Written instruction =>
Transcribe the listing in full, excluding any pictures.

Collected data =>
# # # # # # #

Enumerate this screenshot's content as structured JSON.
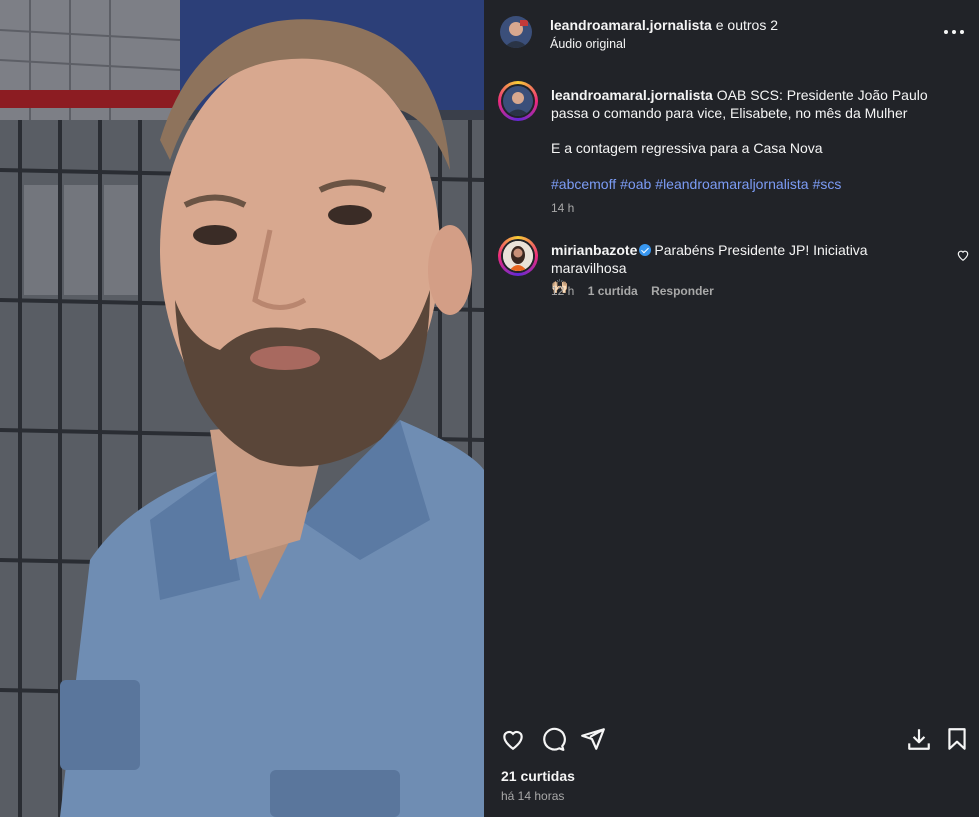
{
  "post": {
    "author": "leandroamaral.jornalista",
    "coauthors": " e outros 2",
    "audio": "Áudio original",
    "caption_user": "leandroamaral.jornalista",
    "caption_text": " OAB SCS: Presidente João Paulo passa o comando para vice, Elisabete, no mês da Mulher",
    "caption_line2": "E a contagem regressiva para a Casa Nova",
    "hashtags": [
      "#abcemoff",
      "#oab",
      "#leandroamaraljornalista",
      "#scs"
    ],
    "caption_time": "14 h",
    "likes": "21 curtidas",
    "posted_ago": "há 14 horas"
  },
  "comment": {
    "user": "mirianbazote",
    "text": "Parabéns Presidente JP! Iniciativa maravilhosa",
    "emoji": "🙌🏻",
    "time": "12 h",
    "likes": "1 curtida",
    "reply": "Responder"
  },
  "icons": {
    "like": "heart-icon",
    "comment": "comment-bubble-icon",
    "share": "paper-plane-icon",
    "download": "download-icon",
    "save": "bookmark-icon",
    "more": "more-dots-icon"
  },
  "colors": {
    "background": "#212328",
    "hashtag": "#7c9cf5",
    "verified": "#3897f0",
    "muted": "#a8a8a8"
  }
}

# # # # # # #

Solution to this task =>
Enumerate this screenshot's content as structured JSON.
{
  "post": {
    "author": "leandroamaral.jornalista",
    "coauthors": " e outros 2",
    "audio": "Áudio original",
    "caption_user": "leandroamaral.jornalista",
    "caption_text": " OAB SCS: Presidente João Paulo passa o comando para vice, Elisabete, no mês da Mulher",
    "caption_line2": "E a contagem regressiva para a Casa Nova",
    "hashtags": [
      "#abcemoff",
      "#oab",
      "#leandroamaraljornalista",
      "#scs"
    ],
    "caption_time": "14 h",
    "likes": "21 curtidas",
    "posted_ago": "há 14 horas"
  },
  "comment": {
    "user": "mirianbazote",
    "text": "Parabéns Presidente JP! Iniciativa maravilhosa",
    "emoji": "🙌🏻",
    "time": "12 h",
    "likes": "1 curtida",
    "reply": "Responder"
  },
  "icons": {
    "like": "heart-icon",
    "comment": "comment-bubble-icon",
    "share": "paper-plane-icon",
    "download": "download-icon",
    "save": "bookmark-icon",
    "more": "more-dots-icon"
  },
  "colors": {
    "background": "#212328",
    "hashtag": "#7c9cf5",
    "verified": "#3897f0",
    "muted": "#a8a8a8"
  }
}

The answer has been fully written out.